>>>
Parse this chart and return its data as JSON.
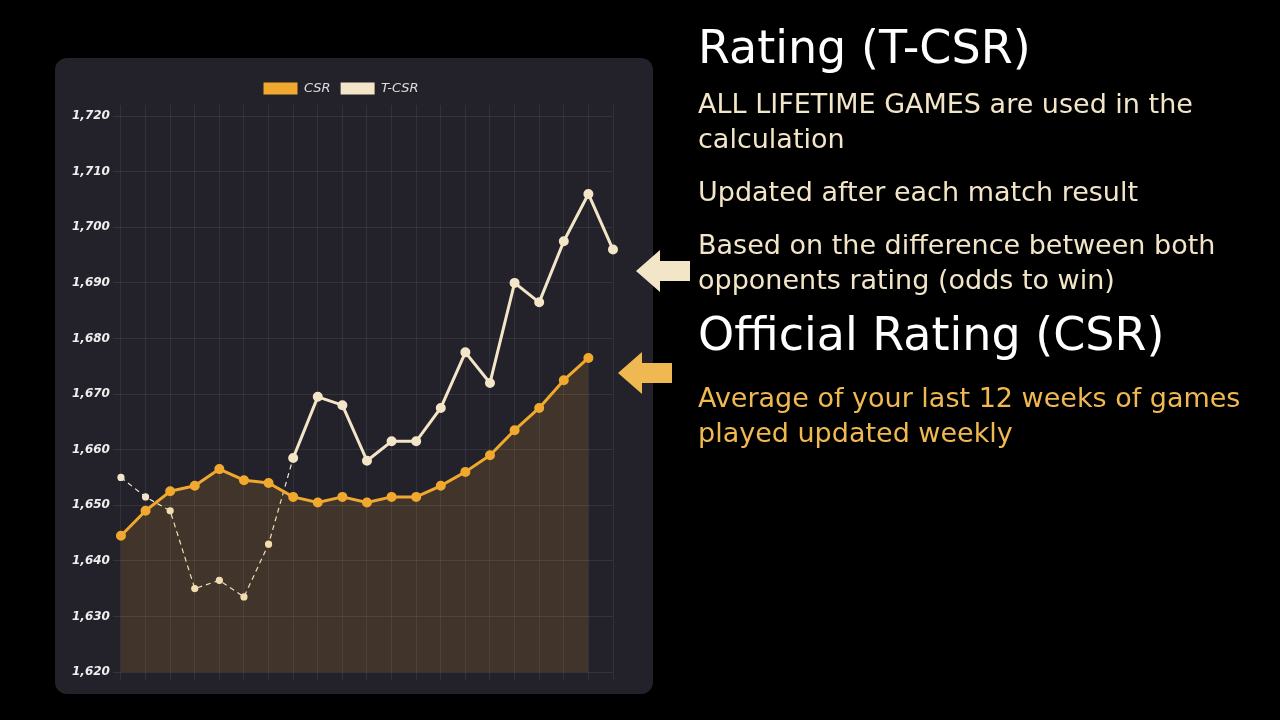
{
  "chart_data": {
    "type": "line",
    "title": "Rating (T-CSR)",
    "annotations": [
      "ALL LIFETIME GAMES are used in the calculation",
      "Updated after each match result",
      "Based on the difference between both opponents rating (odds to win)",
      "Official Rating (CSR)",
      "Average of your last 12 weeks of games played updated weekly"
    ],
    "categories": [
      null,
      null,
      null,
      null,
      null,
      null,
      null,
      null,
      null,
      null,
      null,
      null,
      null,
      null,
      null,
      null,
      null,
      null,
      null,
      null,
      null
    ],
    "series": [
      {
        "name": "CSR",
        "type": "area",
        "color": "#f0a92e",
        "values": [
          1644.5,
          1649,
          1652.5,
          1653.5,
          1656.5,
          1654.5,
          1654,
          1651.5,
          1650.5,
          1651.5,
          1650.5,
          1651.5,
          1651.5,
          1653.5,
          1656,
          1659,
          1663.5,
          1667.5,
          1672.5,
          1676.5,
          null
        ]
      },
      {
        "name": "T-CSR",
        "color": "#f3e6c8",
        "line_style": "solid",
        "values": [
          null,
          null,
          null,
          null,
          null,
          null,
          null,
          1658.5,
          1669.5,
          1668,
          1658,
          1661.5,
          1661.5,
          1667.5,
          1677.5,
          1672,
          1690,
          1686.5,
          1697.5,
          1706,
          1696
        ]
      },
      {
        "color": "#f3e6c8",
        "line_style": "dashed",
        "values": [
          1655,
          1651.5,
          1649,
          1635,
          1636.5,
          1633.5,
          1643,
          1658.5,
          null,
          null,
          null,
          null,
          null,
          null,
          null,
          null,
          null,
          null,
          null,
          null,
          null
        ]
      }
    ],
    "ylim": [
      1620,
      1722
    ],
    "yticks": [
      {
        "value": 1620,
        "label": "1,620"
      },
      {
        "value": 1630,
        "label": "1,630"
      },
      {
        "value": 1640,
        "label": "1,640"
      },
      {
        "value": 1650,
        "label": "1,650"
      },
      {
        "value": 1660,
        "label": "1,660"
      },
      {
        "value": 1670,
        "label": "1,670"
      },
      {
        "value": 1680,
        "label": "1,680"
      },
      {
        "value": 1690,
        "label": "1,690"
      },
      {
        "value": 1700,
        "label": "1,700"
      },
      {
        "value": 1710,
        "label": "1,710"
      },
      {
        "value": 1720,
        "label": "1,720"
      }
    ],
    "grid": true,
    "legend": "top",
    "marker": "circle",
    "tick_labels": "y"
  }
}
<<<
Copy each line of the records precisely and drop any images they hold.

EXERCISE RESULT:
Parse this chart and return its data as JSON.
{
  "chart_data": {
    "type": "line",
    "title": "Rating (T-CSR)",
    "annotations": [
      "ALL LIFETIME GAMES are used in the calculation",
      "Updated after each match result",
      "Based on the difference between both opponents rating (odds to win)",
      "Official Rating (CSR)",
      "Average of your last 12 weeks of games played updated weekly"
    ],
    "categories": [
      null,
      null,
      null,
      null,
      null,
      null,
      null,
      null,
      null,
      null,
      null,
      null,
      null,
      null,
      null,
      null,
      null,
      null,
      null,
      null,
      null
    ],
    "series": [
      {
        "name": "CSR",
        "type": "area",
        "color": "#f0a92e",
        "values": [
          1644.5,
          1649,
          1652.5,
          1653.5,
          1656.5,
          1654.5,
          1654,
          1651.5,
          1650.5,
          1651.5,
          1650.5,
          1651.5,
          1651.5,
          1653.5,
          1656,
          1659,
          1663.5,
          1667.5,
          1672.5,
          1676.5,
          null
        ]
      },
      {
        "name": "T-CSR",
        "color": "#f3e6c8",
        "line_style": "solid",
        "values": [
          null,
          null,
          null,
          null,
          null,
          null,
          null,
          1658.5,
          1669.5,
          1668,
          1658,
          1661.5,
          1661.5,
          1667.5,
          1677.5,
          1672,
          1690,
          1686.5,
          1697.5,
          1706,
          1696
        ]
      },
      {
        "color": "#f3e6c8",
        "line_style": "dashed",
        "values": [
          1655,
          1651.5,
          1649,
          1635,
          1636.5,
          1633.5,
          1643,
          1658.5,
          null,
          null,
          null,
          null,
          null,
          null,
          null,
          null,
          null,
          null,
          null,
          null,
          null
        ]
      }
    ],
    "ylim": [
      1620,
      1722
    ],
    "yticks": [
      {
        "value": 1620,
        "label": "1,620"
      },
      {
        "value": 1630,
        "label": "1,630"
      },
      {
        "value": 1640,
        "label": "1,640"
      },
      {
        "value": 1650,
        "label": "1,650"
      },
      {
        "value": 1660,
        "label": "1,660"
      },
      {
        "value": 1670,
        "label": "1,670"
      },
      {
        "value": 1680,
        "label": "1,680"
      },
      {
        "value": 1690,
        "label": "1,690"
      },
      {
        "value": 1700,
        "label": "1,700"
      },
      {
        "value": 1710,
        "label": "1,710"
      },
      {
        "value": 1720,
        "label": "1,720"
      }
    ],
    "grid": true,
    "legend": "top",
    "marker": "circle",
    "tick_labels": "y"
  }
}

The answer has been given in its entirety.